Data excerpts
------------------------
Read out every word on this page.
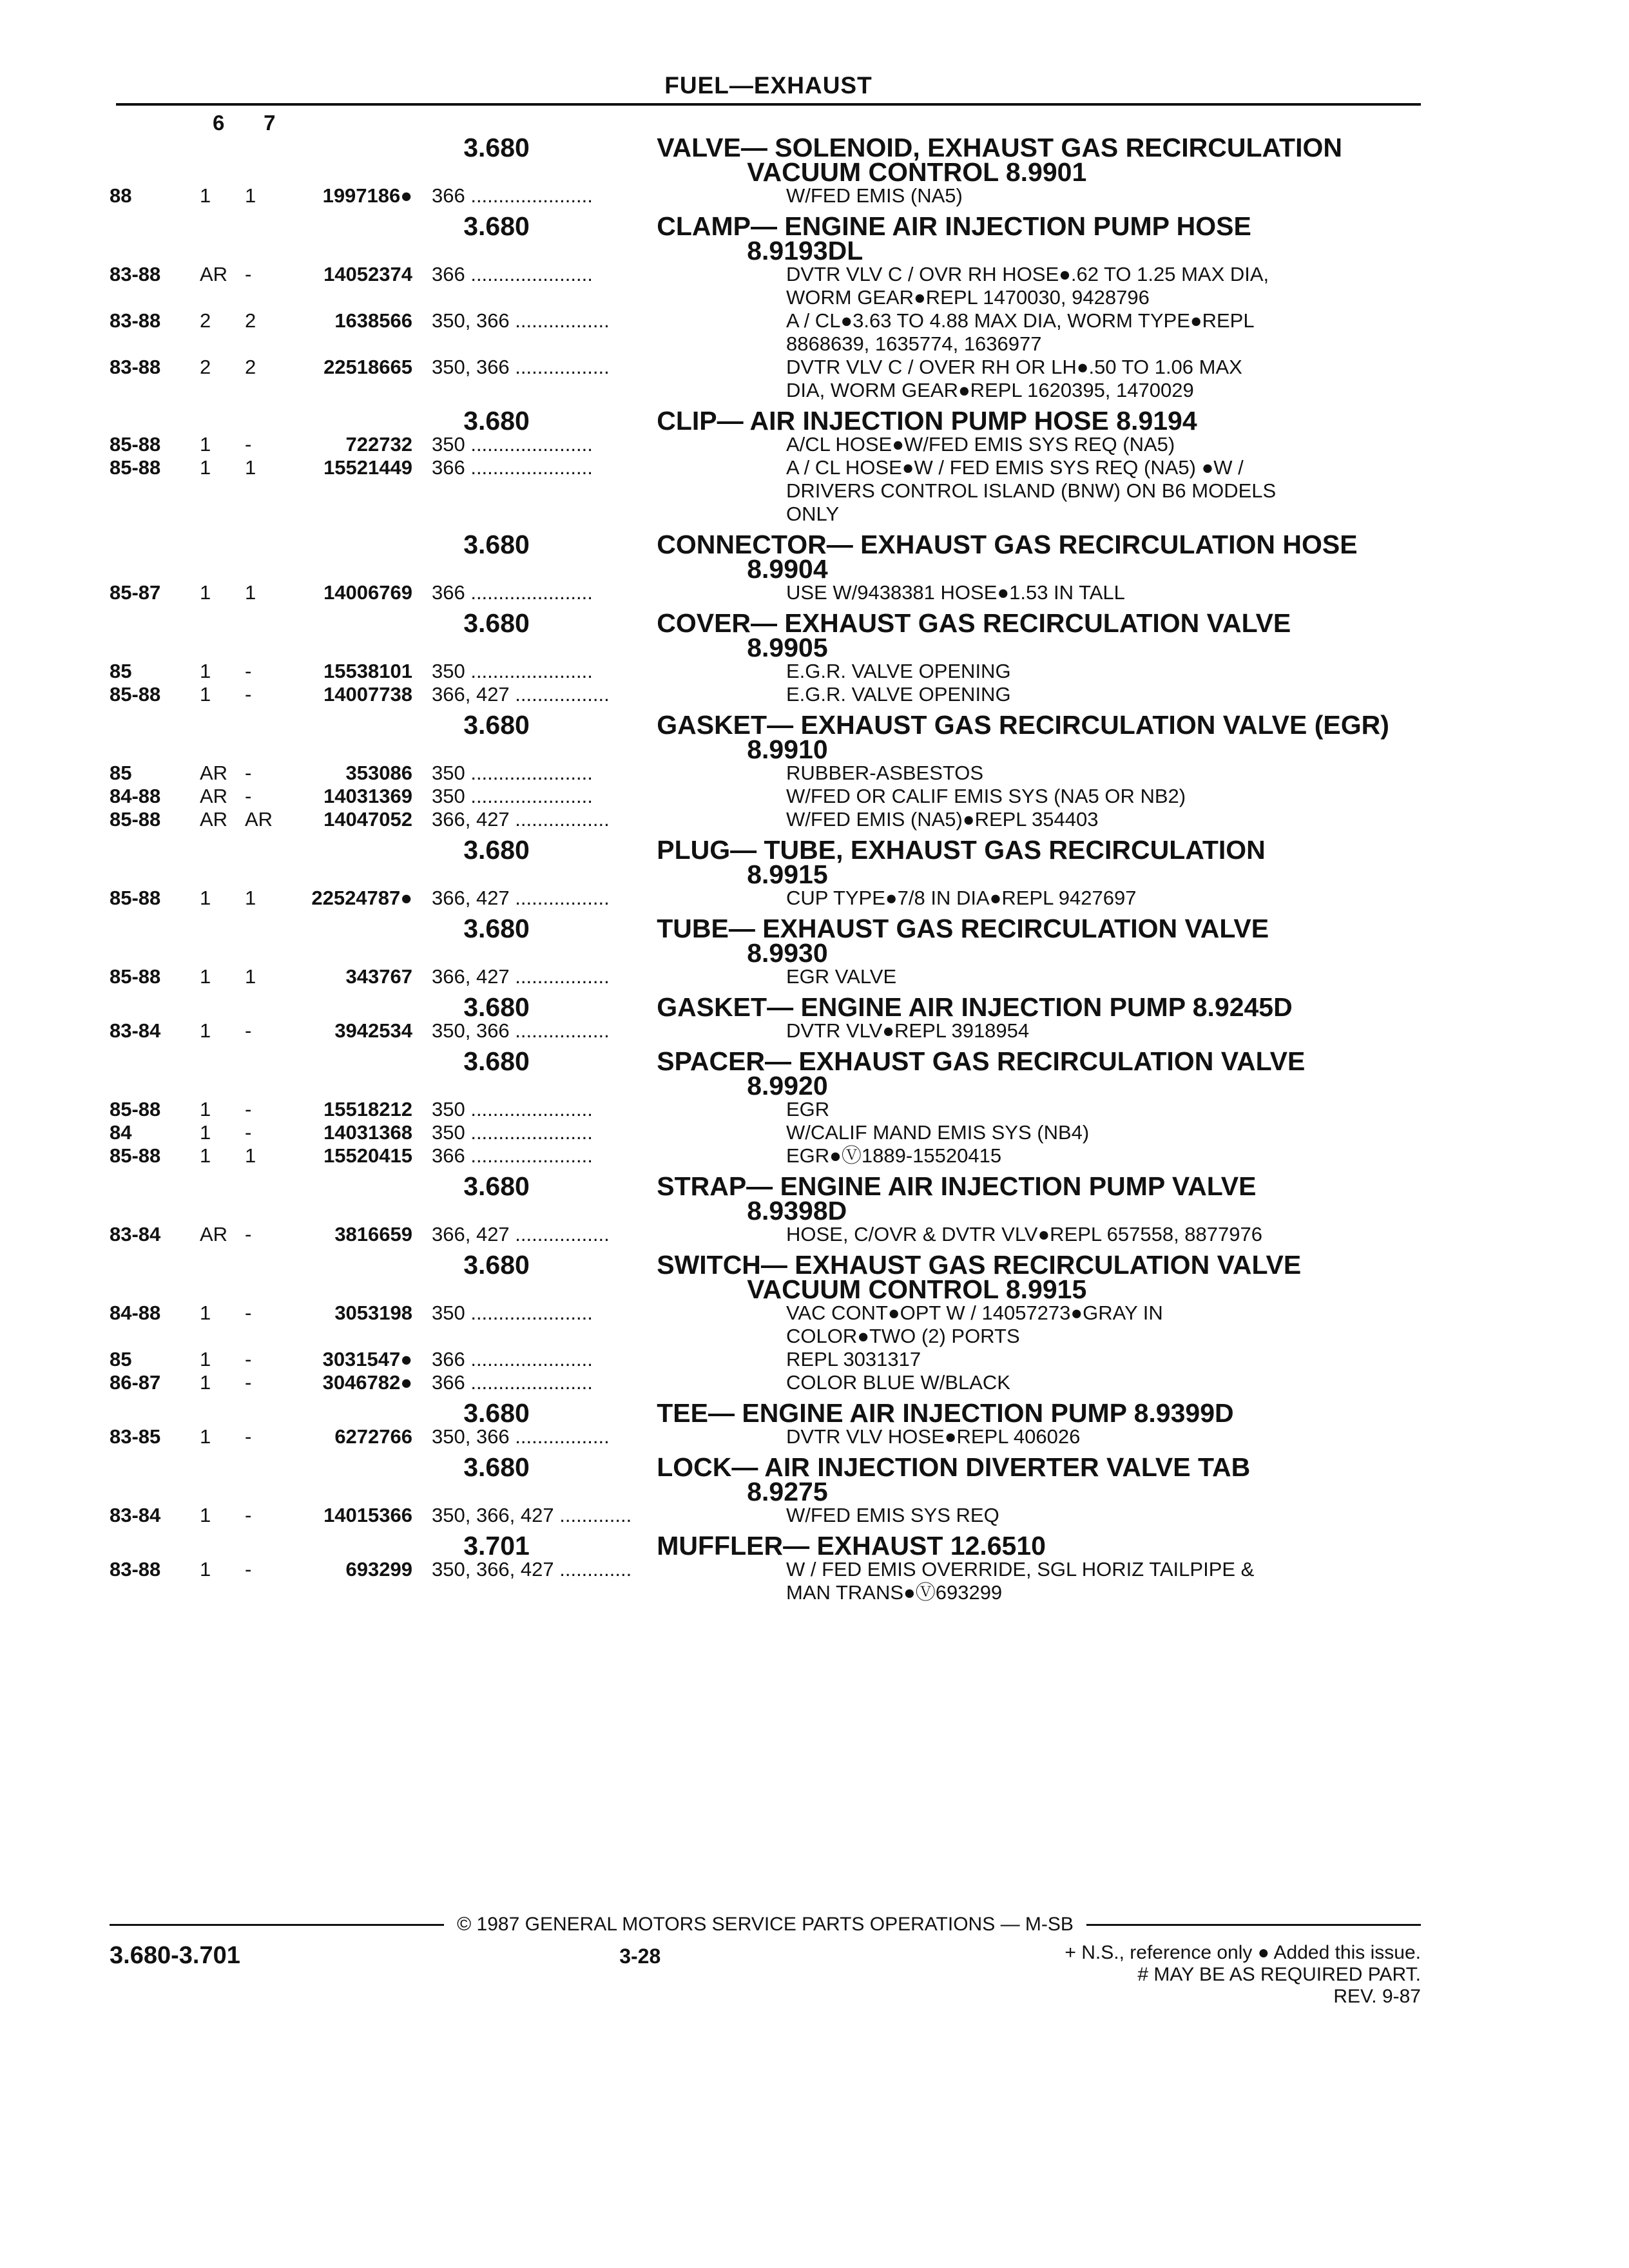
FUEL—EXHAUST
6 7
3.680	VALVE— SOLENOID, EXHAUST GAS RECIRCULATION
VACUUM CONTROL 8.9901
88	1	1	1997186● 366 ......................	W/FED EMIS (NA5)
3.680	CLAMP— ENGINE AIR INJECTION PUMP HOSE
8.9193DL
83-88	AR -	14052374 366 ......................	DVTR VLV C / OVR RH HOSE●.62 TO 1.25 MAX DIA,
WORM GEAR●REPL 1470030, 9428796
83-88	2	2	1638566 350, 366 .................	A / CL●3.63 TO 4.88 MAX DIA, WORM TYPE●REPL
8868639, 1635774, 1636977
83-88	2	2	22518665 350, 366 .................	DVTR VLV C / OVER RH OR LH●.50 TO 1.06 MAX
DIA, WORM GEAR●REPL 1620395, 1470029
3.680	CLIP— AIR INJECTION PUMP HOSE 8.9194
85-88	1	-	722732 350 ......................	A/CL HOSE●W/FED EMIS SYS REQ (NA5)
85-88	1	1	15521449 366 ......................	A / CL HOSE●W / FED EMIS SYS REQ (NA5) ●W /
DRIVERS CONTROL ISLAND (BNW) ON B6 MODELS
ONLY
3.680	CONNECTOR— EXHAUST GAS RECIRCULATION HOSE
8.9904
85-87	1	1	14006769 366 ......................	USE W/9438381 HOSE●1.53 IN TALL
3.680	COVER— EXHAUST GAS RECIRCULATION VALVE
8.9905
85	1	-	15538101 350 ......................	E.G.R. VALVE OPENING
85-88	1	-	14007738 366, 427 .................	E.G.R. VALVE OPENING
3.680	GASKET— EXHAUST GAS RECIRCULATION VALVE (EGR)
8.9910
85	AR -	353086 350 ......................	RUBBER-ASBESTOS
84-88	AR -	14031369 350 ......................	W/FED OR CALIF EMIS SYS (NA5 OR NB2)
85-88	AR AR	14047052 366, 427 .................	W/FED EMIS (NA5)●REPL 354403
3.680	PLUG— TUBE, EXHAUST GAS RECIRCULATION
8.9915
85-88	1	1	22524787● 366, 427 .................	CUP TYPE●7/8 IN DIA●REPL 9427697
3.680	TUBE— EXHAUST GAS RECIRCULATION VALVE
8.9930
85-88	1	1	343767 366, 427 .................	EGR VALVE
3.680	GASKET— ENGINE AIR INJECTION PUMP 8.9245D
83-84	1	-	3942534 350, 366 .................	DVTR VLV●REPL 3918954
3.680	SPACER— EXHAUST GAS RECIRCULATION VALVE
8.9920
85-88	1	-	15518212 350 ......................	EGR
84	1	-	14031368 350 ......................	W/CALIF MAND EMIS SYS (NB4)
85-88	1	1	15520415 366 ......................	EGR●Ⓥ1889-15520415
3.680	STRAP— ENGINE AIR INJECTION PUMP VALVE
8.9398D
83-84	AR -	3816659 366, 427 .................	HOSE, C/OVR & DVTR VLV●REPL 657558, 8877976
3.680	SWITCH— EXHAUST GAS RECIRCULATION VALVE
VACUUM CONTROL 8.9915
84-88	1	-	3053198 350 ......................	VAC CONT●OPT W / 14057273●GRAY IN
COLOR●TWO (2) PORTS
85	1	-	3031547● 366 ......................	REPL 3031317
86-87	1	-	3046782● 366 ......................	COLOR BLUE W/BLACK
3.680	TEE— ENGINE AIR INJECTION PUMP 8.9399D
83-85	1	-	6272766 350, 366 .................	DVTR VLV HOSE●REPL 406026
3.680	LOCK— AIR INJECTION DIVERTER VALVE TAB
8.9275
83-84	1	-	14015366 350, 366, 427 .............	W/FED EMIS SYS REQ
3.701	MUFFLER— EXHAUST 12.6510
83-88	1	-	693299 350, 366, 427 .............	W / FED EMIS OVERRIDE, SGL HORIZ TAILPIPE &
MAN TRANS●Ⓥ693299
© 1987 GENERAL MOTORS SERVICE PARTS OPERATIONS — M-SB
3.680-3.701	3-28	+ N.S., reference only ● Added this issue.
# MAY BE AS REQUIRED PART.
REV. 9-87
------------------------
Quote in full the listing given above; the images are to be left out.

Read out every word on this page.
FUEL—EXHAUST
6 7
3.680	VALVE— SOLENOID, EXHAUST GAS RECIRCULATION
VACUUM CONTROL 8.9901
88	1	1	1997186● 366 ......................	W/FED EMIS (NA5)
3.680	CLAMP— ENGINE AIR INJECTION PUMP HOSE
8.9193DL
83-88	AR -	14052374 366 ......................	DVTR VLV C / OVR RH HOSE●.62 TO 1.25 MAX DIA,
WORM GEAR●REPL 1470030, 9428796
83-88	2	2	1638566 350, 366 .................	A / CL●3.63 TO 4.88 MAX DIA, WORM TYPE●REPL
8868639, 1635774, 1636977
83-88	2	2	22518665 350, 366 .................	DVTR VLV C / OVER RH OR LH●.50 TO 1.06 MAX
DIA, WORM GEAR●REPL 1620395, 1470029
3.680	CLIP— AIR INJECTION PUMP HOSE 8.9194
85-88	1	-	722732 350 ......................	A/CL HOSE●W/FED EMIS SYS REQ (NA5)
85-88	1	1	15521449 366 ......................	A / CL HOSE●W / FED EMIS SYS REQ (NA5) ●W /
DRIVERS CONTROL ISLAND (BNW) ON B6 MODELS
ONLY
3.680	CONNECTOR— EXHAUST GAS RECIRCULATION HOSE
8.9904
85-87	1	1	14006769 366 ......................	USE W/9438381 HOSE●1.53 IN TALL
3.680	COVER— EXHAUST GAS RECIRCULATION VALVE
8.9905
85	1	-	15538101 350 ......................	E.G.R. VALVE OPENING
85-88	1	-	14007738 366, 427 .................	E.G.R. VALVE OPENING
3.680	GASKET— EXHAUST GAS RECIRCULATION VALVE (EGR)
8.9910
85	AR -	353086 350 ......................	RUBBER-ASBESTOS
84-88	AR -	14031369 350 ......................	W/FED OR CALIF EMIS SYS (NA5 OR NB2)
85-88	AR AR	14047052 366, 427 .................	W/FED EMIS (NA5)●REPL 354403
3.680	PLUG— TUBE, EXHAUST GAS RECIRCULATION
8.9915
85-88	1	1	22524787● 366, 427 .................	CUP TYPE●7/8 IN DIA●REPL 9427697
3.680	TUBE— EXHAUST GAS RECIRCULATION VALVE
8.9930
85-88	1	1	343767 366, 427 .................	EGR VALVE
3.680	GASKET— ENGINE AIR INJECTION PUMP 8.9245D
83-84	1	-	3942534 350, 366 .................	DVTR VLV●REPL 3918954
3.680	SPACER— EXHAUST GAS RECIRCULATION VALVE
8.9920
85-88	1	-	15518212 350 ......................	EGR
84	1	-	14031368 350 ......................	W/CALIF MAND EMIS SYS (NB4)
85-88	1	1	15520415 366 ......................	EGR●Ⓥ1889-15520415
3.680	STRAP— ENGINE AIR INJECTION PUMP VALVE
8.9398D
83-84	AR -	3816659 366, 427 .................	HOSE, C/OVR & DVTR VLV●REPL 657558, 8877976
3.680	SWITCH— EXHAUST GAS RECIRCULATION VALVE
VACUUM CONTROL 8.9915
84-88	1	-	3053198 350 ......................	VAC CONT●OPT W / 14057273●GRAY IN
COLOR●TWO (2) PORTS
85	1	-	3031547● 366 ......................	REPL 3031317
86-87	1	-	3046782● 366 ......................	COLOR BLUE W/BLACK
3.680	TEE— ENGINE AIR INJECTION PUMP 8.9399D
83-85	1	-	6272766 350, 366 .................	DVTR VLV HOSE●REPL 406026
3.680	LOCK— AIR INJECTION DIVERTER VALVE TAB
8.9275
83-84	1	-	14015366 350, 366, 427 .............	W/FED EMIS SYS REQ
3.701	MUFFLER— EXHAUST 12.6510
83-88	1	-	693299 350, 366, 427 .............	W / FED EMIS OVERRIDE, SGL HORIZ TAILPIPE &
MAN TRANS●Ⓥ693299
© 1987 GENERAL MOTORS SERVICE PARTS OPERATIONS — M-SB
3.680-3.701	3-28	+ N.S., reference only ● Added this issue.
# MAY BE AS REQUIRED PART.
REV. 9-87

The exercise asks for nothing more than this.